**Task objective:**
Leave out the pictures and reproduce all of the data exactly.

Data entries
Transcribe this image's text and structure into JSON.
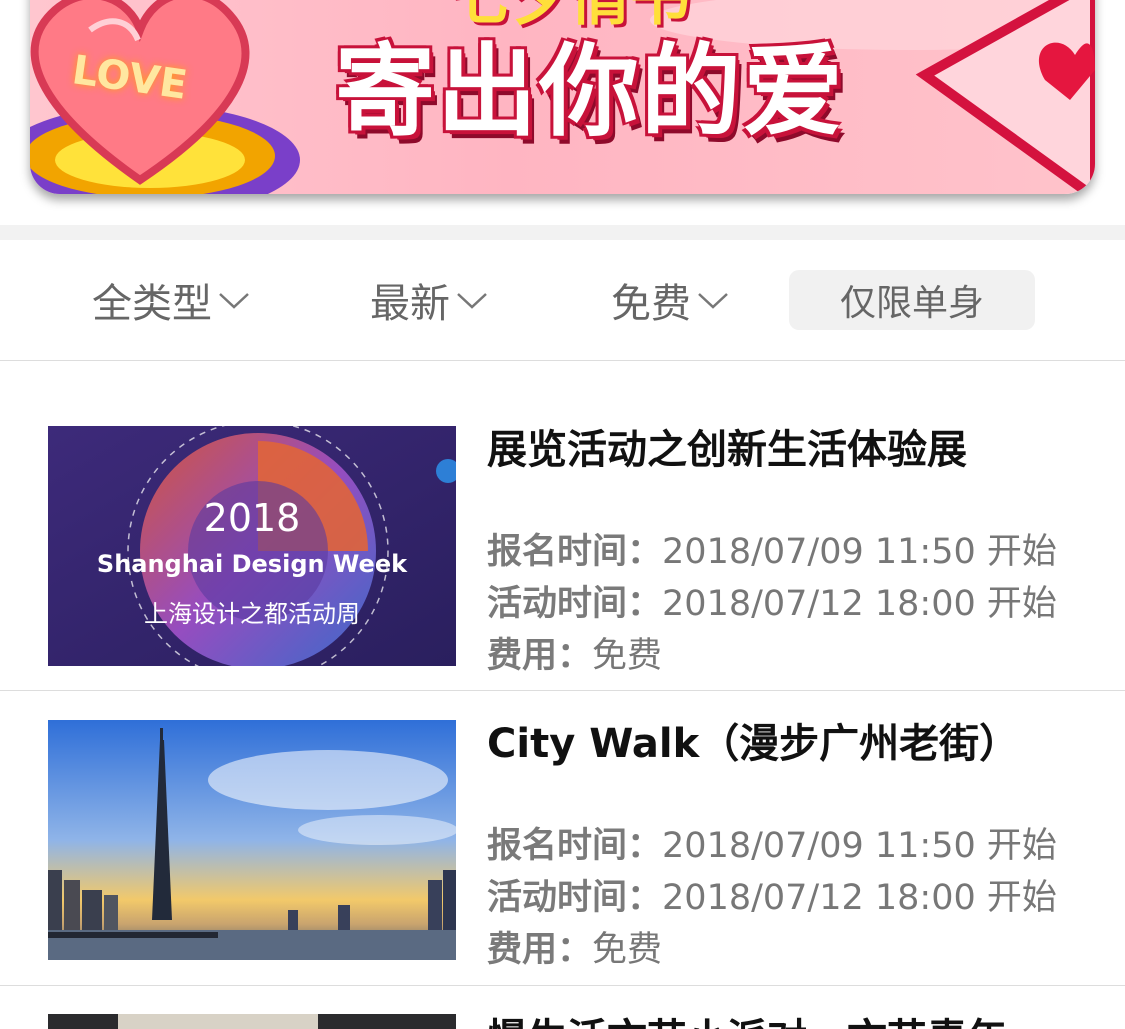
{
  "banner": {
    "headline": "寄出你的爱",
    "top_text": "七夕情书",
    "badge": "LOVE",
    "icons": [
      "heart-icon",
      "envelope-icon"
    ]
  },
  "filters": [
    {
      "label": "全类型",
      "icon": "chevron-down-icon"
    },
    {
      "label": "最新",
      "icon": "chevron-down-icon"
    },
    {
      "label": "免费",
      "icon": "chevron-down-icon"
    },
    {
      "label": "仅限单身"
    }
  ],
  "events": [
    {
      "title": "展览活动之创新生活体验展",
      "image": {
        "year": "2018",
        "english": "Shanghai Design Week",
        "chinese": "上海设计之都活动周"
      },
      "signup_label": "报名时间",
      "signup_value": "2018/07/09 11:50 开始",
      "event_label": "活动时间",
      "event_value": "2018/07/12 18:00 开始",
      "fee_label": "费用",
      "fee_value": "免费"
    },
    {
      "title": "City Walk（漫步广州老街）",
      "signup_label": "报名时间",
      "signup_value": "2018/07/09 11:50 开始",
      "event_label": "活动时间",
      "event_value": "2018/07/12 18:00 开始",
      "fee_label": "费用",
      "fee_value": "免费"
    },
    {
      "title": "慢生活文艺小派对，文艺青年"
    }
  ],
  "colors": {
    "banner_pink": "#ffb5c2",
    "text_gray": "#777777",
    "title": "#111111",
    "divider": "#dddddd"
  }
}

**Solution to this task:**
Transcribe this image's text and structure into JSON.
{
  "banner": {
    "headline": "寄出你的爱",
    "top_text": "七夕情书",
    "badge": "LOVE",
    "icons": [
      "heart-icon",
      "envelope-icon"
    ]
  },
  "filters": [
    {
      "label": "全类型",
      "icon": "chevron-down-icon"
    },
    {
      "label": "最新",
      "icon": "chevron-down-icon"
    },
    {
      "label": "免费",
      "icon": "chevron-down-icon"
    },
    {
      "label": "仅限单身"
    }
  ],
  "events": [
    {
      "title": "展览活动之创新生活体验展",
      "image": {
        "year": "2018",
        "english": "Shanghai Design Week",
        "chinese": "上海设计之都活动周"
      },
      "signup_label": "报名时间",
      "signup_value": "2018/07/09 11:50 开始",
      "event_label": "活动时间",
      "event_value": "2018/07/12 18:00 开始",
      "fee_label": "费用",
      "fee_value": "免费"
    },
    {
      "title": "City Walk（漫步广州老街）",
      "signup_label": "报名时间",
      "signup_value": "2018/07/09 11:50 开始",
      "event_label": "活动时间",
      "event_value": "2018/07/12 18:00 开始",
      "fee_label": "费用",
      "fee_value": "免费"
    },
    {
      "title": "慢生活文艺小派对，文艺青年"
    }
  ],
  "colors": {
    "banner_pink": "#ffb5c2",
    "text_gray": "#777777",
    "title": "#111111",
    "divider": "#dddddd"
  }
}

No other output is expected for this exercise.